WHAT IS ASKED: How many lines of the data include the string "text"? State the number and nothing else.

STORED DATA:
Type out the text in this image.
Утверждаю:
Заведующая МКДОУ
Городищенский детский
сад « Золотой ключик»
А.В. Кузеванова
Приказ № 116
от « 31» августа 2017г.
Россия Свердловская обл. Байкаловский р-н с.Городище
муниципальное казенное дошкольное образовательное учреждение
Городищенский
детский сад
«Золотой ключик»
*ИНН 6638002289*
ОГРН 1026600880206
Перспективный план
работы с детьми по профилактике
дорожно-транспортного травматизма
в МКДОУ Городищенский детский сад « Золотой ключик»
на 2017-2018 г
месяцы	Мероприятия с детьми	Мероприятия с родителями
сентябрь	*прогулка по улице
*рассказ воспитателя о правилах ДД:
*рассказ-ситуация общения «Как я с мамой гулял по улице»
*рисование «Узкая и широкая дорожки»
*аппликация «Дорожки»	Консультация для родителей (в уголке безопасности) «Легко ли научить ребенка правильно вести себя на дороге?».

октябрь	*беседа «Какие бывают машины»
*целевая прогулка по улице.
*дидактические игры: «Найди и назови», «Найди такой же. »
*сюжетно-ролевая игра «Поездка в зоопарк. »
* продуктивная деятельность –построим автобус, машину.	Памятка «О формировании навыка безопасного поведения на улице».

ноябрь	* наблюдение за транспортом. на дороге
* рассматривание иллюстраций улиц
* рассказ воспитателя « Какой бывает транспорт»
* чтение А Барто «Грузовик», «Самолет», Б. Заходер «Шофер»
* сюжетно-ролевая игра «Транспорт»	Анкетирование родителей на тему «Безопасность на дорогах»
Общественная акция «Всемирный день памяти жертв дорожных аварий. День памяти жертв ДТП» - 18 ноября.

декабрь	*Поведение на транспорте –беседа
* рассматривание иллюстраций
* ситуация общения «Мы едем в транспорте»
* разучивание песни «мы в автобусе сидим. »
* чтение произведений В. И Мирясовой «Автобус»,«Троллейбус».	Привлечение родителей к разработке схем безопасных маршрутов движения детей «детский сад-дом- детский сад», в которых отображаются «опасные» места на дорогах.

...

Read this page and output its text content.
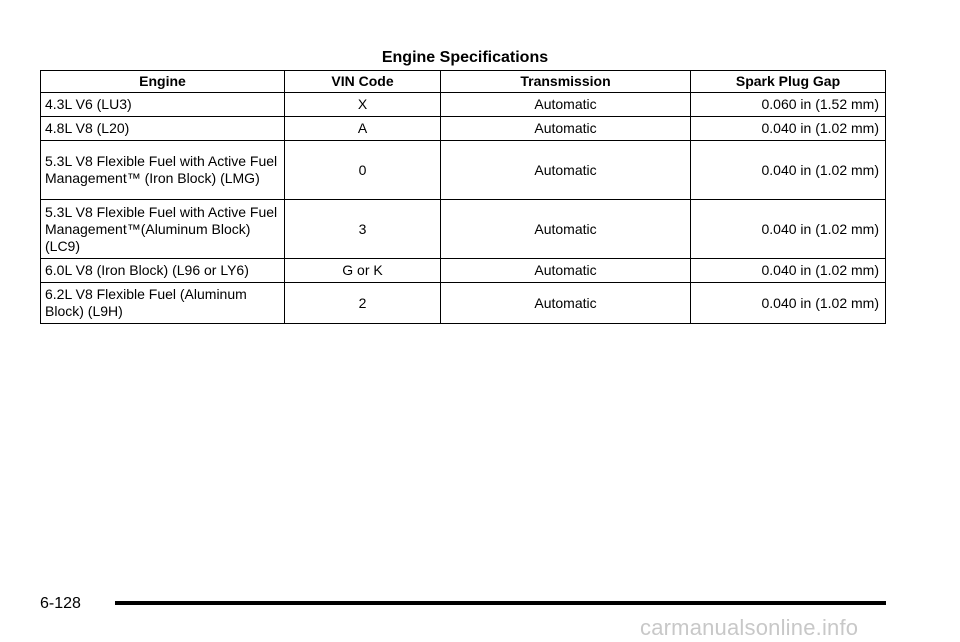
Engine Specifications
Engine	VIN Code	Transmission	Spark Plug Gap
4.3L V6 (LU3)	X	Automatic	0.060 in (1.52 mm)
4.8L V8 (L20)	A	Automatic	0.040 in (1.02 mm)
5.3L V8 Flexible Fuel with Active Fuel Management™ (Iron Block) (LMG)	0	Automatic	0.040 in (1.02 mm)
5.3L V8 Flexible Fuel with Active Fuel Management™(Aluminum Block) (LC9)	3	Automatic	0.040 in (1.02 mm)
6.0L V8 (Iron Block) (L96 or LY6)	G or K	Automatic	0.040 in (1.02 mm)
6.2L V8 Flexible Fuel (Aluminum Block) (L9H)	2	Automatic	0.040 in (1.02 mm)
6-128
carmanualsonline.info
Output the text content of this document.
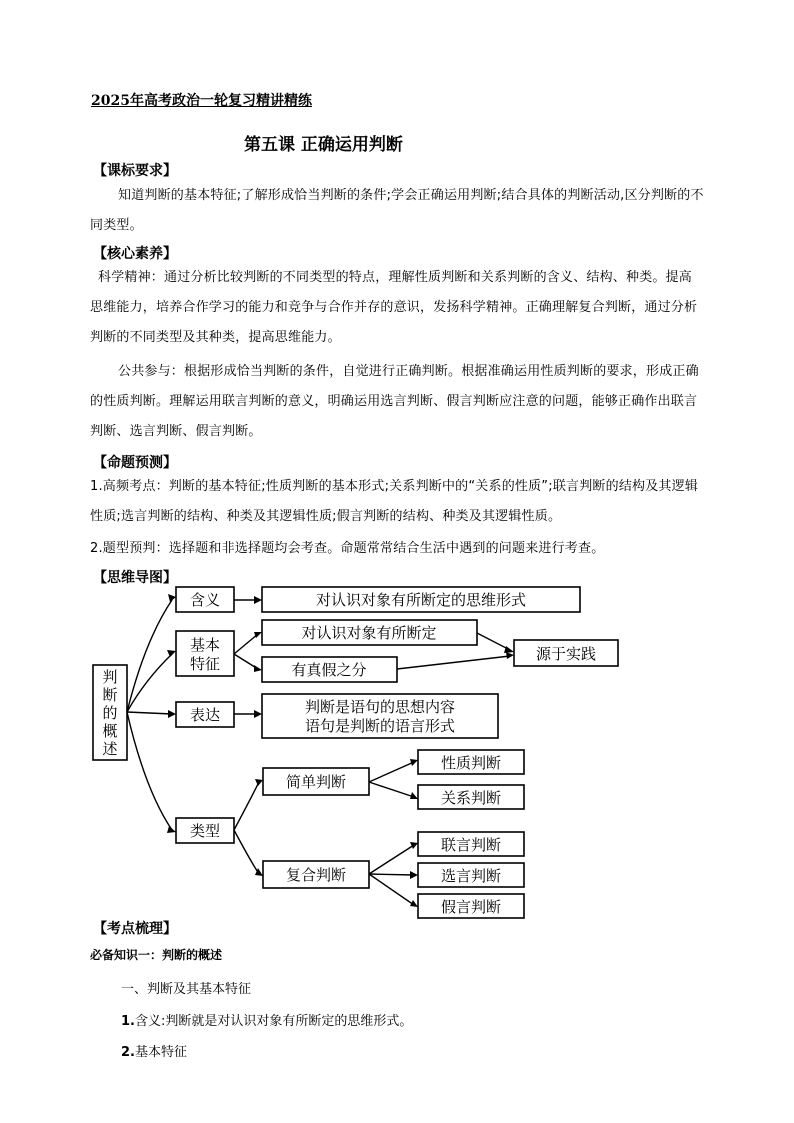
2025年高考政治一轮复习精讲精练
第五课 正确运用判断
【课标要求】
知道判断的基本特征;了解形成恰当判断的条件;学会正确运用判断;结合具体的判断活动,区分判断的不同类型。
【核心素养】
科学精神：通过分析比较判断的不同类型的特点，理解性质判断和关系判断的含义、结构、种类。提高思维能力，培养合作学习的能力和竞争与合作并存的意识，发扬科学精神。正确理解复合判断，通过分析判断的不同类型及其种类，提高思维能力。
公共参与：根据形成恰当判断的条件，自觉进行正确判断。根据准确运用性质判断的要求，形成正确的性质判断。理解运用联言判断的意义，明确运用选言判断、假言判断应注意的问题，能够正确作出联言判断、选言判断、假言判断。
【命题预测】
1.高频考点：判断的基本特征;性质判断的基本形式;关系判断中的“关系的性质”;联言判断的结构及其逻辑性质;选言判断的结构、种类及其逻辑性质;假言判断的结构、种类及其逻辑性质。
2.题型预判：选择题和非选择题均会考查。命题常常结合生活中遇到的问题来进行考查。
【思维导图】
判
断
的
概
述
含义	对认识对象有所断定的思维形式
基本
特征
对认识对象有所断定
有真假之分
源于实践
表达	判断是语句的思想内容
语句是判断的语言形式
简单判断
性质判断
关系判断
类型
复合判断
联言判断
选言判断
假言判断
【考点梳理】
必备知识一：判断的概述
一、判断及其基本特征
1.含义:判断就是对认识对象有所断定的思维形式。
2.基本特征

RESPONSE: 3